**WHAT TO WORK ON**: Would you pull out every line of the material that contains the string "color"?

**RECORDS SUPPLIED**:
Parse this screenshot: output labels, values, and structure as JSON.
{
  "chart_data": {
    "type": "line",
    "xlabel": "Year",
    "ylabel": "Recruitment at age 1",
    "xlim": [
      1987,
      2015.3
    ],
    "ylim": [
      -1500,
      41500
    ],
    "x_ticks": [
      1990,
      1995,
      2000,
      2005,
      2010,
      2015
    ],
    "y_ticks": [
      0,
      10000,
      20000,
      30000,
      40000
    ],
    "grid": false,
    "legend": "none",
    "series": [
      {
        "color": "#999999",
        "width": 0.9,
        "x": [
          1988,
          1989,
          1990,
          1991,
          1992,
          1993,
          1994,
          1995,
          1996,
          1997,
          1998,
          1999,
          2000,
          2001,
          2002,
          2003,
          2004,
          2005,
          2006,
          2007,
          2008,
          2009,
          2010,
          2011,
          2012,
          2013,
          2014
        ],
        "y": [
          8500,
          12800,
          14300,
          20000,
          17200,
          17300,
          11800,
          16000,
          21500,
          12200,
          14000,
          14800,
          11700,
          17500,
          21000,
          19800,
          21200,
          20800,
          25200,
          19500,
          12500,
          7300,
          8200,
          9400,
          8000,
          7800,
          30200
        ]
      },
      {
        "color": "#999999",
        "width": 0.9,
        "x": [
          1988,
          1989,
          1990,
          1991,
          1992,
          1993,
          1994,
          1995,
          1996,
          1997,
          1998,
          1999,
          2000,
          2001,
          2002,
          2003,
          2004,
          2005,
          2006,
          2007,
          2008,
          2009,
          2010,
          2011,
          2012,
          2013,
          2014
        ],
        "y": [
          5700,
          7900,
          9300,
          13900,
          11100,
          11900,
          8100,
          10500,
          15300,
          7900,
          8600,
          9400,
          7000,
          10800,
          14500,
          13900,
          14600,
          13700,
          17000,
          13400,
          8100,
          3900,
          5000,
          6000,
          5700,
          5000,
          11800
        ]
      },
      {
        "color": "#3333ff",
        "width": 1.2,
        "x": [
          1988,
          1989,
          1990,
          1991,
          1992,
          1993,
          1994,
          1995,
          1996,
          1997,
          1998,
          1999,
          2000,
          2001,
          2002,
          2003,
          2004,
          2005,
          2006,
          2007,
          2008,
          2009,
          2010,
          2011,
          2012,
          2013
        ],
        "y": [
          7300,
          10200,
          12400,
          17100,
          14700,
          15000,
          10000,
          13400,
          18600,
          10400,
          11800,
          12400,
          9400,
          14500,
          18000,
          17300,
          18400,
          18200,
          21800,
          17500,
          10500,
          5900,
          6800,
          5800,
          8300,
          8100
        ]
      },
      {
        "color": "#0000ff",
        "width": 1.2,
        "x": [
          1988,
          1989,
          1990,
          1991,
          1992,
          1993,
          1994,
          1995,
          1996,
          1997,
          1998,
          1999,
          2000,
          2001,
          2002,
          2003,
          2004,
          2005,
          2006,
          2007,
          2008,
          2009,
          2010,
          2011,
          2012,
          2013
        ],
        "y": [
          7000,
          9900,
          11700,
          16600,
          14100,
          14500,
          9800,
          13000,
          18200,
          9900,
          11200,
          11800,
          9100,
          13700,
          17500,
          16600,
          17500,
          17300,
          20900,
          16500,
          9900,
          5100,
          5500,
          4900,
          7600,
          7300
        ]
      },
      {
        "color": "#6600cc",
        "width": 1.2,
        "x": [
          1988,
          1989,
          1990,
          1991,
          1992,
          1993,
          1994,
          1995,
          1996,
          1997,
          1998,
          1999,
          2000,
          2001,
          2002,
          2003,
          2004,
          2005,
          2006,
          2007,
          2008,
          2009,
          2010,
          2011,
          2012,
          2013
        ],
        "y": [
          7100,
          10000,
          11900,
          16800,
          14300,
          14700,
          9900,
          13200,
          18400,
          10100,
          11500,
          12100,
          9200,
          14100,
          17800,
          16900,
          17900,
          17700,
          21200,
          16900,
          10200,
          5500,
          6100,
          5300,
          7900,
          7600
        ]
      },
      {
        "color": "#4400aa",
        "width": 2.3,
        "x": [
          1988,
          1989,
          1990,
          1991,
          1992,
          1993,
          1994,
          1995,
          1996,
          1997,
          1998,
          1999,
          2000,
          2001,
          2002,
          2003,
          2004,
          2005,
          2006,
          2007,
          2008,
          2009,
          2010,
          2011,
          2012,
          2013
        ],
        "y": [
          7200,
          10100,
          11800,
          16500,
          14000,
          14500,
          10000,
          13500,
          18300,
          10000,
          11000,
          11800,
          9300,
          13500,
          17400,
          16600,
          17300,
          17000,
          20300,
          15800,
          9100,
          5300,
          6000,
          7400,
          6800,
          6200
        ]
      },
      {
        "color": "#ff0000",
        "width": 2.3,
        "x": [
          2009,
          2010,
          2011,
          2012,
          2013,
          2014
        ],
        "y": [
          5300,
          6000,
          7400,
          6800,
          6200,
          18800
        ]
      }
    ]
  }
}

**RESPONSE TO THIS TASK**:
        "color": "#999999",
        "color": "#999999",
        "color": "#3333ff",
        "color": "#0000ff",
        "color": "#6600cc",
        "color": "#4400aa",
        "color": "#ff0000",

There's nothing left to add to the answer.